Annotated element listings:
※ ※ ※
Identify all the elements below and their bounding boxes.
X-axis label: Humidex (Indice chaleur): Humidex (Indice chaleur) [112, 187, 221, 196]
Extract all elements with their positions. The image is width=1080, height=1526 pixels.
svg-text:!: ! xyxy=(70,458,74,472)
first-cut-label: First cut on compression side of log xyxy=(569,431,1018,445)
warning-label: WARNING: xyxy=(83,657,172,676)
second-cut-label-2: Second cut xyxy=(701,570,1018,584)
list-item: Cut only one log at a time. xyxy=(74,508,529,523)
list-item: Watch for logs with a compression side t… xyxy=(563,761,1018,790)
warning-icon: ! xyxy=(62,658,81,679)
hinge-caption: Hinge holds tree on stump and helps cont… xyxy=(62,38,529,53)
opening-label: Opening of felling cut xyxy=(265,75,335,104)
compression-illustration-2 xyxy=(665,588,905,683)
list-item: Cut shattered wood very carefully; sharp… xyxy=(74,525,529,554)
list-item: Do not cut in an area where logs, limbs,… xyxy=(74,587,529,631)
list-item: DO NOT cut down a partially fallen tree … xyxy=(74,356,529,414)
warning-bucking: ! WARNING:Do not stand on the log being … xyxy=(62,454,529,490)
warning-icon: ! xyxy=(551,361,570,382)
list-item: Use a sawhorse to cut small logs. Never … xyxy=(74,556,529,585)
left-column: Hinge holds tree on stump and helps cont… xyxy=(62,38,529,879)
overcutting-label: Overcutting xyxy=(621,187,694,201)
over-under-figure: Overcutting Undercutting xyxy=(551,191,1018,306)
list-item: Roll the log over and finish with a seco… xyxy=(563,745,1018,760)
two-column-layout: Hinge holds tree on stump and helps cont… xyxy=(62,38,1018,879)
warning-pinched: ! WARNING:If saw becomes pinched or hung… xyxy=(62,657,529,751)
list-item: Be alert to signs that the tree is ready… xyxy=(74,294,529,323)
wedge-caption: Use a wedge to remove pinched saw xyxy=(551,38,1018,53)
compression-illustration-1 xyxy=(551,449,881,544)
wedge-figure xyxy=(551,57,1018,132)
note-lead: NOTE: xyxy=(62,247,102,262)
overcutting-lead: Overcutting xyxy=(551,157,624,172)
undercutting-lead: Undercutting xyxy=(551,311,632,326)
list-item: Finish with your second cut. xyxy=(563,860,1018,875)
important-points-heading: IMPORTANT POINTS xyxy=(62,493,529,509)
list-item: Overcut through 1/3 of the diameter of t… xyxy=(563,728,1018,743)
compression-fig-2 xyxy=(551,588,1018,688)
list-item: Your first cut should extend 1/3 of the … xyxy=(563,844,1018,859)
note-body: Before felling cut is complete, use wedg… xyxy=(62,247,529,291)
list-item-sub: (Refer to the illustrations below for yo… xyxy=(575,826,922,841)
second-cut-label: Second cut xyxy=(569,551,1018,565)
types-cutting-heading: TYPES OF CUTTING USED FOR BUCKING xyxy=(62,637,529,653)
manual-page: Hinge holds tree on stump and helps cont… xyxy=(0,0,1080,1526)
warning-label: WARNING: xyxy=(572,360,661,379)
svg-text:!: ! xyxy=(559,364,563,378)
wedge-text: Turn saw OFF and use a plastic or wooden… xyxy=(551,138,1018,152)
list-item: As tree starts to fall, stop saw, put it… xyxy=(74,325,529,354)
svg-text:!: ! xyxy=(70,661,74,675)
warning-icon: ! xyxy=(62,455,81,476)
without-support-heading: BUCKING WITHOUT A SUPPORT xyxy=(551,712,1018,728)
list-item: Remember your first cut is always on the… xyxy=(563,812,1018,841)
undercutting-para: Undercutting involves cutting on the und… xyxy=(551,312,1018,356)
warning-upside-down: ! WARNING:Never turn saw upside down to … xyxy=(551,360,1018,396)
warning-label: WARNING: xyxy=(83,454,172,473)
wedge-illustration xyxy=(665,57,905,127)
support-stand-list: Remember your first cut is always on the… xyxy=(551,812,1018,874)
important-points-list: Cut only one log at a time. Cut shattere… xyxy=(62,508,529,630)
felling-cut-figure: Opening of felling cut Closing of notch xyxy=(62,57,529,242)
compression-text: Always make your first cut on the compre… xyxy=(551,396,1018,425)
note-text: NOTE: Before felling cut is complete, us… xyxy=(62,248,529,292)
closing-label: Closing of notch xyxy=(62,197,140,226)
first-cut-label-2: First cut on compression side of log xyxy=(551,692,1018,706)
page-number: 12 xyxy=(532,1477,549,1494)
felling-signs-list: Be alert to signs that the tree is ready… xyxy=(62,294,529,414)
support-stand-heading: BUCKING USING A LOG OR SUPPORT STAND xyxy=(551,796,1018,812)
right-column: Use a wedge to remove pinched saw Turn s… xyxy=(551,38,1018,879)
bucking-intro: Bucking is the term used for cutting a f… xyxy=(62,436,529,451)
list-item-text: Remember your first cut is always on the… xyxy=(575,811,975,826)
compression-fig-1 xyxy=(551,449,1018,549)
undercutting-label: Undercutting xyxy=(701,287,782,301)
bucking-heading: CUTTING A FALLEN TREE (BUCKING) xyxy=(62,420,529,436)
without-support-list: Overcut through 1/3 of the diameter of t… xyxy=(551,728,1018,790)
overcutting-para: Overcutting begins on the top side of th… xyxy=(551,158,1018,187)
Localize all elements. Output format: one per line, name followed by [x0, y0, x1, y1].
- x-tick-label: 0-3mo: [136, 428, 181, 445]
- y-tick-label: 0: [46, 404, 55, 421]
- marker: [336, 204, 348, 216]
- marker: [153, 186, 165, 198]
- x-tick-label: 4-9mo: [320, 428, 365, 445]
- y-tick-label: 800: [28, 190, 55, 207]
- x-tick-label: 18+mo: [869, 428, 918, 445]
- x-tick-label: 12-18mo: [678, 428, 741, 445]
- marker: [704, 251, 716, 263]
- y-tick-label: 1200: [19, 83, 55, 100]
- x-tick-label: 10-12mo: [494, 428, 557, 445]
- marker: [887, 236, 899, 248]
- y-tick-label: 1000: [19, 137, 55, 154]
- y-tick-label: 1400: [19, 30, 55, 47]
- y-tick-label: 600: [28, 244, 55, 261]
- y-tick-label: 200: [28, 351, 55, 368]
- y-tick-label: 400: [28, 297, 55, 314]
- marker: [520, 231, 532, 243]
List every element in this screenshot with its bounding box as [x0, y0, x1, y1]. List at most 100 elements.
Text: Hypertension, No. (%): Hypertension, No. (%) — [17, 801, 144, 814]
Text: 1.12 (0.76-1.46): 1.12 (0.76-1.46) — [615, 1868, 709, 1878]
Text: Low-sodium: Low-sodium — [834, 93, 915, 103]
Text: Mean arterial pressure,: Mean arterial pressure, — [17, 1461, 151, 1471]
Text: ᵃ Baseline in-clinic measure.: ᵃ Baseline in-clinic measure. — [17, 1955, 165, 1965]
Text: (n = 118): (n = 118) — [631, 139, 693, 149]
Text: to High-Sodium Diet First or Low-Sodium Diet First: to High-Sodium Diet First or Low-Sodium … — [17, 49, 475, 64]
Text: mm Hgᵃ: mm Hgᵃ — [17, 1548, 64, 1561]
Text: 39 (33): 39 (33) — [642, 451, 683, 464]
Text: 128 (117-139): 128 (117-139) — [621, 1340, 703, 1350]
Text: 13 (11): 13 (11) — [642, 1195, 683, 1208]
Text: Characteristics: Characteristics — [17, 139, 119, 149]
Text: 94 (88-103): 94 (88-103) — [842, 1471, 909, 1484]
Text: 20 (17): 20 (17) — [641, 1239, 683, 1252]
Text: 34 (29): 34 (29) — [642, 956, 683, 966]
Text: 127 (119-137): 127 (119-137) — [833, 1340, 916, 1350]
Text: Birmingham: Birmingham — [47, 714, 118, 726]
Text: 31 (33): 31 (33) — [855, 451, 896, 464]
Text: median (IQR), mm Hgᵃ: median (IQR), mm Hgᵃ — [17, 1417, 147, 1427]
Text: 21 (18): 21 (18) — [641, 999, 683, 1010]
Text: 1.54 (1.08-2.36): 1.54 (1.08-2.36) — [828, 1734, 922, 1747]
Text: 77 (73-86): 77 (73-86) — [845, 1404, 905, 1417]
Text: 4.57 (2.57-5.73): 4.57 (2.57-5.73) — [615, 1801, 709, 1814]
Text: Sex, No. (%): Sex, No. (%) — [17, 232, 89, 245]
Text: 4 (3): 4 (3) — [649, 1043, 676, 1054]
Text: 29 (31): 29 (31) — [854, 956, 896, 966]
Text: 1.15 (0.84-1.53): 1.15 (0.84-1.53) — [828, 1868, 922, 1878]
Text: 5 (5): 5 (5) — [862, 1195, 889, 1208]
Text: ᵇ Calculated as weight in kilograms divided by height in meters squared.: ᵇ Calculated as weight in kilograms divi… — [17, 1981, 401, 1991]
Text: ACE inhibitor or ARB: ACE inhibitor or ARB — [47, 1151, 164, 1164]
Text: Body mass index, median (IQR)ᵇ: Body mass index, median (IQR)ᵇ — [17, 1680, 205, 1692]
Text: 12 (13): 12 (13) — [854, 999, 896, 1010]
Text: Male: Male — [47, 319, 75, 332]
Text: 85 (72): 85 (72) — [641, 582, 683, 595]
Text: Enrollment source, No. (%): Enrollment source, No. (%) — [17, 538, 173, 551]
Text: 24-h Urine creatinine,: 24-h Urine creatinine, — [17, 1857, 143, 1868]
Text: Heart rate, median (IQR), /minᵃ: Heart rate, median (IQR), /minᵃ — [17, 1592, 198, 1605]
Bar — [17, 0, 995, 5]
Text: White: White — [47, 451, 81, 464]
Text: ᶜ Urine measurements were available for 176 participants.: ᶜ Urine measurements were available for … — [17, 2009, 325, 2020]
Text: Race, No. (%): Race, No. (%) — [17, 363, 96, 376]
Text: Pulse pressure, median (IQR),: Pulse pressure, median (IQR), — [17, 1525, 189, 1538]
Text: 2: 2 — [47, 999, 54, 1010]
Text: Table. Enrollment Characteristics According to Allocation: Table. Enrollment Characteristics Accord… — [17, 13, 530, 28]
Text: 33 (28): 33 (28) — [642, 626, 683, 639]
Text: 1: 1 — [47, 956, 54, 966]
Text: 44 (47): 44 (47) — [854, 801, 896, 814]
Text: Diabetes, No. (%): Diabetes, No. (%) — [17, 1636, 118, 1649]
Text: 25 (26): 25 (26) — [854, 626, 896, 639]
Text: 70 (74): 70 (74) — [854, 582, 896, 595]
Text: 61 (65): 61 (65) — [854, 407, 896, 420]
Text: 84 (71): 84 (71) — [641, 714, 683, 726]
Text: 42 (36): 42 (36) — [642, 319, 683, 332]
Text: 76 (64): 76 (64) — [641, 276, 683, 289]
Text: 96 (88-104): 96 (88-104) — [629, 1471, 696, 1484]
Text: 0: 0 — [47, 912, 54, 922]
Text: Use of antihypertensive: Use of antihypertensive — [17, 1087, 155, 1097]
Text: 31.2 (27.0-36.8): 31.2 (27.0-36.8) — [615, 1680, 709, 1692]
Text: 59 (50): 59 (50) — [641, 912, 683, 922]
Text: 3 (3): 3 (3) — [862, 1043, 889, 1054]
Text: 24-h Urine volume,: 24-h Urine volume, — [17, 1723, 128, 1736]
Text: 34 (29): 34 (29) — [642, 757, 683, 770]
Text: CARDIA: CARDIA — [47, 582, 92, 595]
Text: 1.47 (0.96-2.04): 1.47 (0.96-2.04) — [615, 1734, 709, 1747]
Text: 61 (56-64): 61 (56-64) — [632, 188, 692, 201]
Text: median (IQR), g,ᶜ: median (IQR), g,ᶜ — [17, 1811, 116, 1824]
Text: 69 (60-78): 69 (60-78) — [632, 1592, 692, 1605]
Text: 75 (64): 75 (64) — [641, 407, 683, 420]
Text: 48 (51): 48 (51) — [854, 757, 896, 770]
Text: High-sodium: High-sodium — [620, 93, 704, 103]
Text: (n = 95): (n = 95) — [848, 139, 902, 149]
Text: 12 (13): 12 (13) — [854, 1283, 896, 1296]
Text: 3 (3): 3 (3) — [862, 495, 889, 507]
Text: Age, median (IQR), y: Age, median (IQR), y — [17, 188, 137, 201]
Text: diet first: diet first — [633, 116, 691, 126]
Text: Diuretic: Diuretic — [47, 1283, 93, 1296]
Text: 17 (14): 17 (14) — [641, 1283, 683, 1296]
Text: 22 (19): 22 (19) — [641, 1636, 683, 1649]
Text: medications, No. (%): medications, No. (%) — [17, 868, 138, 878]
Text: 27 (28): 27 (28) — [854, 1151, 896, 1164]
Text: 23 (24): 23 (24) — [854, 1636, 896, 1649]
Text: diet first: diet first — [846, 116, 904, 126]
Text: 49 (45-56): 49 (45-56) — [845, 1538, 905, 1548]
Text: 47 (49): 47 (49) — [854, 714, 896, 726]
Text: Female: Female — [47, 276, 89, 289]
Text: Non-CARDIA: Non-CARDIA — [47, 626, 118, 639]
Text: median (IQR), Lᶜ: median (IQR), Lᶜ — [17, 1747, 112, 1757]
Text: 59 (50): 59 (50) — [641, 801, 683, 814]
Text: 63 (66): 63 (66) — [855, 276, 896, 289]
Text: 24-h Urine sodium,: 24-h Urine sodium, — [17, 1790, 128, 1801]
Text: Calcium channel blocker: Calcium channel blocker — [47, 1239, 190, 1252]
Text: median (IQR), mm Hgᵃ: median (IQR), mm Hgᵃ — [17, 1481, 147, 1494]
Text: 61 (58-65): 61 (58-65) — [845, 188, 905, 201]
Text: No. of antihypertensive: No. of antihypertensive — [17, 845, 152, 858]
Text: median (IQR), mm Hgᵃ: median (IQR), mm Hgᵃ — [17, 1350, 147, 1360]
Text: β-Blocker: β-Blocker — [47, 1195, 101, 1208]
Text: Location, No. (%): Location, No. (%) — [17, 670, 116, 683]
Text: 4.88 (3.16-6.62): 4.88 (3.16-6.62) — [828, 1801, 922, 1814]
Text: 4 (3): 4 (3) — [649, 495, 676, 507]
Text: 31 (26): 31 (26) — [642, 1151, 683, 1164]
※ ※ ※
Goal: Taking the lines from the start of the listing through the line containing "list-item: Cut only", replace "compression side" with "tension side" and reproduce those lines with nothing else changed.

Result of this exercise:
Identify all the elements below and their bounding boxes.
X-axis label: Humidex (Indice chaleur): Humidex (Indice chaleur) [112, 187, 221, 196]
Extract all elements with their positions. The image is width=1080, height=1526 pixels.
svg-text:!: ! xyxy=(70,458,74,472)
first-cut-label: First cut on tension side of log xyxy=(569,431,1018,445)
warning-label: WARNING: xyxy=(83,657,172,676)
second-cut-label-2: Second cut xyxy=(701,570,1018,584)
list-item: Cut only one log at a time. xyxy=(74,508,529,523)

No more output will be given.